_Challenge_
Print the whole listing exactly.

_Given entries_
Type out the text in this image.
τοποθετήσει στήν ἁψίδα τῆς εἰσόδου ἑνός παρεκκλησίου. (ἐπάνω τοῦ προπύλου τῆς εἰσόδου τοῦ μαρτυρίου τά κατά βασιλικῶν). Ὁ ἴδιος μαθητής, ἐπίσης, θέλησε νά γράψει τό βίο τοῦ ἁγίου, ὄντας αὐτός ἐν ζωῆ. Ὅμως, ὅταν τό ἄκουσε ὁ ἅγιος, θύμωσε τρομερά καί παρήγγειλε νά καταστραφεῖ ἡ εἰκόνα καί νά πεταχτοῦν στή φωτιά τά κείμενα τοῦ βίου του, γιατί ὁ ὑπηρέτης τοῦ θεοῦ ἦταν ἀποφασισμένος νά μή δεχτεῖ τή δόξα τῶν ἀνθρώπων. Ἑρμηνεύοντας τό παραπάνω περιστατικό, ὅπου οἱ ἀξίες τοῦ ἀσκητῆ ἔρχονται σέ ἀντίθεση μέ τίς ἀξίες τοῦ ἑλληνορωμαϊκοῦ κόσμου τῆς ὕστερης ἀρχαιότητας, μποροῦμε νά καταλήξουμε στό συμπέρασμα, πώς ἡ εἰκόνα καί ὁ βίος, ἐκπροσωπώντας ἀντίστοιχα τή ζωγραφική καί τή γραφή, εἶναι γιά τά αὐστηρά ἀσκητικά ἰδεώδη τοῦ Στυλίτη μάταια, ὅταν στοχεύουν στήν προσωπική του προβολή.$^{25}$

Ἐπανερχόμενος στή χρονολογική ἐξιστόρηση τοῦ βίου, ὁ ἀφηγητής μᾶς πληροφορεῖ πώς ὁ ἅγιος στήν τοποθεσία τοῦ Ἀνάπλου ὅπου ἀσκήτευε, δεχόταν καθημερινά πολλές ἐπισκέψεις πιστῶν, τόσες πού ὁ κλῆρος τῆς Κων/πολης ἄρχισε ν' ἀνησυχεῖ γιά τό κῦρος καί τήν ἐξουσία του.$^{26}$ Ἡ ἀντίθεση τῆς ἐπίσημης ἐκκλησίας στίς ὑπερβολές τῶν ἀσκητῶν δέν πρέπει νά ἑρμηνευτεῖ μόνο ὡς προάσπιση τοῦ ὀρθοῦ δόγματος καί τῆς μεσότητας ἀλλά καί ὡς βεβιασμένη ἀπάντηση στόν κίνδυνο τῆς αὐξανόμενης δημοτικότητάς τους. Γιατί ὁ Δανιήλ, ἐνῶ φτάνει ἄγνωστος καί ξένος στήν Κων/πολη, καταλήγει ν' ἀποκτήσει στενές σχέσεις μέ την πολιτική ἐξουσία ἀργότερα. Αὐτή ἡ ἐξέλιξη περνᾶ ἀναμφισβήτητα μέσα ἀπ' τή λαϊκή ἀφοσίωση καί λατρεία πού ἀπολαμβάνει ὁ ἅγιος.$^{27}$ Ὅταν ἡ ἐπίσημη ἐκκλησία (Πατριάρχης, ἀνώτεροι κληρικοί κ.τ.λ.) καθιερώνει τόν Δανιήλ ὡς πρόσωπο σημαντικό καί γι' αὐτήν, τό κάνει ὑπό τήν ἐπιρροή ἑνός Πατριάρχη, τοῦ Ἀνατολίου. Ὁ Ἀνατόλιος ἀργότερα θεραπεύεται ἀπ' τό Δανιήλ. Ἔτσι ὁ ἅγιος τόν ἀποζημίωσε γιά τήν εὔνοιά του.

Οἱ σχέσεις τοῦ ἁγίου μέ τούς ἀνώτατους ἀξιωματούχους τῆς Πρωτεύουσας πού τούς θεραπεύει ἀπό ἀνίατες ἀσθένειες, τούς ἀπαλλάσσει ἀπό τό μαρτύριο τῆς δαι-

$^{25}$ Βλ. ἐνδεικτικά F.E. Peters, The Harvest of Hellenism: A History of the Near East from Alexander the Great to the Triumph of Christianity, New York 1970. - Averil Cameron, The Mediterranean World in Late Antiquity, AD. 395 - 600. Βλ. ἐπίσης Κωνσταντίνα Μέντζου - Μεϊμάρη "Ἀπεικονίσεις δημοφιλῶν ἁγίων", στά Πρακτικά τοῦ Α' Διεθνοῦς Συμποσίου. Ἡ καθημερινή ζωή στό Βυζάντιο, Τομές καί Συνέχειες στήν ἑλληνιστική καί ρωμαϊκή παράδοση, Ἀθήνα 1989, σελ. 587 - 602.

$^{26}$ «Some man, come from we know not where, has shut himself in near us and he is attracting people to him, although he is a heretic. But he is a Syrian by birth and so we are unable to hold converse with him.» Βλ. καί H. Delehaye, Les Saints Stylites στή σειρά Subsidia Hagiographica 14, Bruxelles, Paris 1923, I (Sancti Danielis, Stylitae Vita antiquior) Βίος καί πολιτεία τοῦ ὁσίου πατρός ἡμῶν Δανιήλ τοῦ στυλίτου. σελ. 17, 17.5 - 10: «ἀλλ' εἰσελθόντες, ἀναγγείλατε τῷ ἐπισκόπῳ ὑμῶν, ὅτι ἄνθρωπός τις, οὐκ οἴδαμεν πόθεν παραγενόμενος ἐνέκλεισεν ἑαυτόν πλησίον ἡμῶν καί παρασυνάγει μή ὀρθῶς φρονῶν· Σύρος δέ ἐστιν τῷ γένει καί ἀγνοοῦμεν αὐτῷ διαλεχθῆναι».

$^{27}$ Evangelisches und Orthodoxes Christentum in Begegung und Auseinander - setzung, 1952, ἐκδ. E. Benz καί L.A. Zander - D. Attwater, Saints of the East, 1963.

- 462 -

_Problem solution_
Type out the text in this image.
τοποθετήσει στήν ἁψίδα τῆς εἰσόδου ἑνός παρεκκλησίου. (ἐπάνω τοῦ προπύλου τῆς εἰσόδου τοῦ μαρτυρίου τά κατά βασιλικῶν). Ὁ ἴδιος μαθητής, ἐπίσης, θέλησε νά γράψει τό βίο τοῦ ἁγίου, ὄντας αὐτός ἐν ζωῆ. Ὅμως, ὅταν τό ἄκουσε ὁ ἅγιος, θύμωσε τρομερά καί παρήγγειλε νά καταστραφεῖ ἡ εἰκόνα καί νά πεταχτοῦν στή φωτιά τά κείμενα τοῦ βίου του, γιατί ὁ ὑπηρέτης τοῦ θεοῦ ἦταν ἀποφασισμένος νά μή δεχτεῖ τή δόξα τῶν ἀνθρώπων. Ἑρμηνεύοντας τό παραπάνω περιστατικό, ὅπου οἱ ἀξίες τοῦ ἀσκητῆ ἔρχονται σέ ἀντίθεση μέ τίς ἀξίες τοῦ ἑλληνορωμαϊκοῦ κόσμου τῆς ὕστερης ἀρχαιότητας, μποροῦμε νά καταλήξουμε στό συμπέρασμα, πώς ἡ εἰκόνα καί ὁ βίος, ἐκπροσωπώντας ἀντίστοιχα τή ζωγραφική καί τή γραφή, εἶναι γιά τά αὐστηρά ἀσκητικά ἰδεώδη τοῦ Στυλίτη μάταια, ὅταν στοχεύουν στήν προσωπική του προβολή.$^{25}$

Ἐπανερχόμενος στή χρονολογική ἐξιστόρηση τοῦ βίου, ὁ ἀφηγητής μᾶς πληροφορεῖ πώς ὁ ἅγιος στήν τοποθεσία τοῦ Ἀνάπλου ὅπου ἀσκήτευε, δεχόταν καθημερινά πολλές ἐπισκέψεις πιστῶν, τόσες πού ὁ κλῆρος τῆς Κων/πολης ἄρχισε ν' ἀνησυχεῖ γιά τό κῦρος καί τήν ἐξουσία του.$^{26}$ Ἡ ἀντίθεση τῆς ἐπίσημης ἐκκλησίας στίς ὑπερβολές τῶν ἀσκητῶν δέν πρέπει νά ἑρμηνευτεῖ μόνο ὡς προάσπιση τοῦ ὀρθοῦ δόγματος καί τῆς μεσότητας ἀλλά καί ὡς βεβιασμένη ἀπάντηση στόν κίνδυνο τῆς αὐξανόμενης δημοτικότητάς τους. Γιατί ὁ Δανιήλ, ἐνῶ φτάνει ἄγνωστος καί ξένος στήν Κων/πολη, καταλήγει ν' ἀποκτήσει στενές σχέσεις μέ την πολιτική ἐξουσία ἀργότερα. Αὐτή ἡ ἐξέλιξη περνᾶ ἀναμφισβήτητα μέσα ἀπ' τή λαϊκή ἀφοσίωση καί λατρεία πού ἀπολαμβάνει ὁ ἅγιος.$^{27}$ Ὅταν ἡ ἐπίσημη ἐκκλησία (Πατριάρχης, ἀνώτεροι κληρικοί κ.τ.λ.) καθιερώνει τόν Δανιήλ ὡς πρόσωπο σημαντικό καί γι' αὐτήν, τό κάνει ὑπό τήν ἐπιρροή ἑνός Πατριάρχη, τοῦ Ἀνατολίου. Ὁ Ἀνατόλιος ἀργότερα θεραπεύεται ἀπ' τό Δανιήλ. Ἔτσι ὁ ἅγιος τόν ἀποζημίωσε γιά τήν εὔνοιά του.

Οἱ σχέσεις τοῦ ἁγίου μέ τούς ἀνώτατους ἀξιωματούχους τῆς Πρωτεύουσας πού τούς θεραπεύει ἀπό ἀνίατες ἀσθένειες, τούς ἀπαλλάσσει ἀπό τό μαρτύριο τῆς δαι-

$^{25}$ Βλ. ἐνδεικτικά F.E. Peters, The Harvest of Hellenism: A History of the Near East from Alexander the Great to the Triumph of Christianity, New York 1970. - Averil Cameron, The Mediterranean World in Late Antiquity, AD. 395 - 600. Βλ. ἐπίσης Κωνσταντίνα Μέντζου - Μεϊμάρη "Ἀπεικονίσεις δημοφιλῶν ἁγίων", στά Πρακτικά τοῦ Α' Διεθνοῦς Συμποσίου. Ἡ καθημερινή ζωή στό Βυζάντιο, Τομές καί Συνέχειες στήν ἑλληνιστική καί ρωμαϊκή παράδοση, Ἀθήνα 1989, σελ. 587 - 602.

$^{26}$ «Some man, come from we know not where, has shut himself in near us and he is attracting people to him, although he is a heretic. But he is a Syrian by birth and so we are unable to hold converse with him.» Βλ. καί H. Delehaye, Les Saints Stylites στή σειρά Subsidia Hagiographica 14, Bruxelles, Paris 1923, I (Sancti Danielis, Stylitae Vita antiquior) Βίος καί πολιτεία τοῦ ὁσίου πατρός ἡμῶν Δανιήλ τοῦ στυλίτου. σελ. 17, 17.5 - 10: «ἀλλ' εἰσελθόντες, ἀναγγείλατε τῷ ἐπισκόπῳ ὑμῶν, ὅτι ἄνθρωπός τις, οὐκ οἴδαμεν πόθεν παραγενόμενος ἐνέκλεισεν ἑαυτόν πλησίον ἡμῶν καί παρασυνάγει μή ὀρθῶς φρονῶν· Σύρος δέ ἐστιν τῷ γένει καί ἀγνοοῦμεν αὐτῷ διαλεχθῆναι».

$^{27}$ Evangelisches und Orthodoxes Christentum in Begegung und Auseinander - setzung, 1952, ἐκδ. E. Benz καί L.A. Zander - D. Attwater, Saints of the East, 1963.

- 462 -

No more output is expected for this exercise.